:: The exercise ::
Write out the material below exactly, beginning at the line that contains "Extract the structured" and ending with its last line, both ends included; write nothing else.

:: Records shown ::
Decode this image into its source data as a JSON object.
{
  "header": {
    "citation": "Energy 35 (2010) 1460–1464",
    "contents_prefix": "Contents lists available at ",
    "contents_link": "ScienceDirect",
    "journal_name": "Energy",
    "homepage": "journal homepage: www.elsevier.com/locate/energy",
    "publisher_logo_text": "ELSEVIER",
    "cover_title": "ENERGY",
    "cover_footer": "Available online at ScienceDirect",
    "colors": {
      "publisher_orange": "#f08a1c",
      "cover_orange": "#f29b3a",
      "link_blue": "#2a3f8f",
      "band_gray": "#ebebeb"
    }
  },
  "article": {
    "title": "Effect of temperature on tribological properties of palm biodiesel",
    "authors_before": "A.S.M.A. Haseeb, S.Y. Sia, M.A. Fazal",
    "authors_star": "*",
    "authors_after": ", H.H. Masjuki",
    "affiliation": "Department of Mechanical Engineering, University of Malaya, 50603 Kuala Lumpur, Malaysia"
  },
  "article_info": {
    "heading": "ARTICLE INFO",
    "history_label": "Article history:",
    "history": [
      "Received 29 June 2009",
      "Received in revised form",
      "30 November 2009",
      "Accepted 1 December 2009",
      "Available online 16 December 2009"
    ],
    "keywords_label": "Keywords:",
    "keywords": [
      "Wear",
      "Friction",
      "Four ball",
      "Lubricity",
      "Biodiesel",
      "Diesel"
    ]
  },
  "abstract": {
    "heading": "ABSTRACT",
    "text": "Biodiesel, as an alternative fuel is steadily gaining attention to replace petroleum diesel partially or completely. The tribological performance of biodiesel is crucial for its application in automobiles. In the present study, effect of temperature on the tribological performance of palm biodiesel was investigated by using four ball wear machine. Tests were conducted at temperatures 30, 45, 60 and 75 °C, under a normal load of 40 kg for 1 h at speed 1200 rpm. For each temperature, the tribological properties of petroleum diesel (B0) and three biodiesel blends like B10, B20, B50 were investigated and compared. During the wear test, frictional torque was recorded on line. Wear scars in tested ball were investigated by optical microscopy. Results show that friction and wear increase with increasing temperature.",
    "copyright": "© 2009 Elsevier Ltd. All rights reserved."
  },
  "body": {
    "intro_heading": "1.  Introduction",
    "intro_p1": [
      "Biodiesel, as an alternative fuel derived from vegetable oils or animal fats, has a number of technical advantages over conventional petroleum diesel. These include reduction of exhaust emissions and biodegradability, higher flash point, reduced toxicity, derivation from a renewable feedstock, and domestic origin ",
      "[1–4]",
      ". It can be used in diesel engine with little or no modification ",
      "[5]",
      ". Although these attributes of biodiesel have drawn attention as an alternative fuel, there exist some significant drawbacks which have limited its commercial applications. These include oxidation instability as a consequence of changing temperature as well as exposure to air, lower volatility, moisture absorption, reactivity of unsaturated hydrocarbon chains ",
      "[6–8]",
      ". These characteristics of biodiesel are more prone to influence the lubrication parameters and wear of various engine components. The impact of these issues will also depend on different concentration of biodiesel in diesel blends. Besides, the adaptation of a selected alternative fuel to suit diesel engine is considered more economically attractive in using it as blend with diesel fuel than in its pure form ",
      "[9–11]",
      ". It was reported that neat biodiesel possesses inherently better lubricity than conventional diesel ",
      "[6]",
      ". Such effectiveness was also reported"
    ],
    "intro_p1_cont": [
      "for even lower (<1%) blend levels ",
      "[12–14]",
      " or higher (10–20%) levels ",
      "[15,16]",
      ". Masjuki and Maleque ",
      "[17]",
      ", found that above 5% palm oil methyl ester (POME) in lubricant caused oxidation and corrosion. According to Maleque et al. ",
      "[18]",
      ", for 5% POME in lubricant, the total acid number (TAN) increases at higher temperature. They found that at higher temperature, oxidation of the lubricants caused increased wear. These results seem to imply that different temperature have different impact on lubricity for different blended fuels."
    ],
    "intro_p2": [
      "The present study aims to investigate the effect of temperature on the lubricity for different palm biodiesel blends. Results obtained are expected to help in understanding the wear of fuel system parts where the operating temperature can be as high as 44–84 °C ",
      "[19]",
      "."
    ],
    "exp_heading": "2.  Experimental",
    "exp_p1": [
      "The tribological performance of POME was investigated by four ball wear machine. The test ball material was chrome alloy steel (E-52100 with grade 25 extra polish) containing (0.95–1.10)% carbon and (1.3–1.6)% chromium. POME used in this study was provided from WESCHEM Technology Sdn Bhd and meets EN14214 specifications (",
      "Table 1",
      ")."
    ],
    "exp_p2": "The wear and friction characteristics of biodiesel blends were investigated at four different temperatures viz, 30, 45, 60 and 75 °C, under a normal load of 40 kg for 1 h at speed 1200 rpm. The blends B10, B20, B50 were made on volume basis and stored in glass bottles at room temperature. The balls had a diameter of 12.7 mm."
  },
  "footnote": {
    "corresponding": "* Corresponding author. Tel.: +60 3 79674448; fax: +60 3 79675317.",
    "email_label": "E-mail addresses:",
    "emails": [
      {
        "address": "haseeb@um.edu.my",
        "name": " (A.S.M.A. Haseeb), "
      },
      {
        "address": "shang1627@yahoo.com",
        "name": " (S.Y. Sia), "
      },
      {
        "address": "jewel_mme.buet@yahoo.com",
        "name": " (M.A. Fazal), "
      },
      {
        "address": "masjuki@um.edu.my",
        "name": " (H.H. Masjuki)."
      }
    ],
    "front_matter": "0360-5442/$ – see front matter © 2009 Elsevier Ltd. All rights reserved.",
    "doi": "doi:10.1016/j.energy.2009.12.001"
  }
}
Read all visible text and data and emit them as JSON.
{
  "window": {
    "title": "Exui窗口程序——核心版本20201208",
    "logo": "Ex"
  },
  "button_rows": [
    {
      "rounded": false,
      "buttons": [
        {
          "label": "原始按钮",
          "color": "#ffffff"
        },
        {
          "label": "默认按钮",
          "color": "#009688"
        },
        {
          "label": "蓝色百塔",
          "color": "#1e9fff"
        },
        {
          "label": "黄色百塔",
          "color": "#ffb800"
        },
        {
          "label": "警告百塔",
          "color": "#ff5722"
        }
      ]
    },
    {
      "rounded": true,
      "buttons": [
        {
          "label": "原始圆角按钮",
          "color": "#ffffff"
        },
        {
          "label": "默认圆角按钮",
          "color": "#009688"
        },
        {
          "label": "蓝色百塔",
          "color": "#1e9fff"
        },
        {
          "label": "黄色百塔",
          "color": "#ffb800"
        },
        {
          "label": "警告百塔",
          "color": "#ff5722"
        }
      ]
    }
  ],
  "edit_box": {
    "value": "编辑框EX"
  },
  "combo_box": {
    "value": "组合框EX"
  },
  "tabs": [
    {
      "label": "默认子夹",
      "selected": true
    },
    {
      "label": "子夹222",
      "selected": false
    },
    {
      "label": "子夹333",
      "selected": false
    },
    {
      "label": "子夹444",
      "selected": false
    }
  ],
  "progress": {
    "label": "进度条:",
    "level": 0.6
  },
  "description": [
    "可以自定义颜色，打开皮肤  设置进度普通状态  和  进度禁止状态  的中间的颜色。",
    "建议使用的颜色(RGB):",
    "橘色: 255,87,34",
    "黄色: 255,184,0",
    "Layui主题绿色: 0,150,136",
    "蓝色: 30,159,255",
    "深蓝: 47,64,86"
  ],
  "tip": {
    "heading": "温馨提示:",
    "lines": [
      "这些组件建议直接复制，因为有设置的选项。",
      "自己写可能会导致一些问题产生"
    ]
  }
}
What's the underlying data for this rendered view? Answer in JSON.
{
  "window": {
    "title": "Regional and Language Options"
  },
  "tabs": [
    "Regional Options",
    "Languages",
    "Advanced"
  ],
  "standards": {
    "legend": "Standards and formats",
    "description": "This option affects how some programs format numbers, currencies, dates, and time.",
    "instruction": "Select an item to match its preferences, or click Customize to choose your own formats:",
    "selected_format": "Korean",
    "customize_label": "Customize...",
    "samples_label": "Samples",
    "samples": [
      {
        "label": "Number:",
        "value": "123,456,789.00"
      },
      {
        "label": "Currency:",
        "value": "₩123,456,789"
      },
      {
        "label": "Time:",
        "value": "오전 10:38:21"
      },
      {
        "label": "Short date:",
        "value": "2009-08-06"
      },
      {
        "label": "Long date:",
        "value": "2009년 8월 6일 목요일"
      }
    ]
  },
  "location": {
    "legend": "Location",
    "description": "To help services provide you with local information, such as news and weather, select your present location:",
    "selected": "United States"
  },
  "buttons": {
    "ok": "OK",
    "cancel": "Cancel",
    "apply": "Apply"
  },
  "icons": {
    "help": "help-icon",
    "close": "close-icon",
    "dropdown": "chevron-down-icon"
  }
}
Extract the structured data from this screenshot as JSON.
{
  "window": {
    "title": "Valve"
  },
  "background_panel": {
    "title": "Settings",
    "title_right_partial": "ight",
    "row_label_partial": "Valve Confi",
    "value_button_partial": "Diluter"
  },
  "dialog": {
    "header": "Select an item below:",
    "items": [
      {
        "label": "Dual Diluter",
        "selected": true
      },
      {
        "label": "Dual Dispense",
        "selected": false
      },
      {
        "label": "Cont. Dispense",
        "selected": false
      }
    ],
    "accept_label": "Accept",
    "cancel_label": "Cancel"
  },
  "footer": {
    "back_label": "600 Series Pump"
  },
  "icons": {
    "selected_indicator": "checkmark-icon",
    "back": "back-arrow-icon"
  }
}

:: Task solution ::
Extract the structured data from this screenshot as JSON.
{
  "window": {
    "title": "Valve"
  },
  "background_panel": {
    "title": "Settings",
    "title_right_partial": "ight",
    "row_label_partial": "Valve Confi",
    "value_button_partial": "Diluter"
  },
  "dialog": {
    "header": "Select an item below:",
    "items": [
      {
        "label": "Dual Diluter",
        "selected": true
      },
      {
        "label": "Dual Dispense",
        "selected": false
      },
      {
        "label": "Cont. Dispense",
        "selected": false
      }
    ],
    "accept_label": "Accept",
    "cancel_label": "Cancel"
  },
  "footer": {
    "back_label": "600 Series Pump"
  },
  "icons": {
    "selected_indicator": "checkmark-icon",
    "back": "back-arrow-icon"
  }
}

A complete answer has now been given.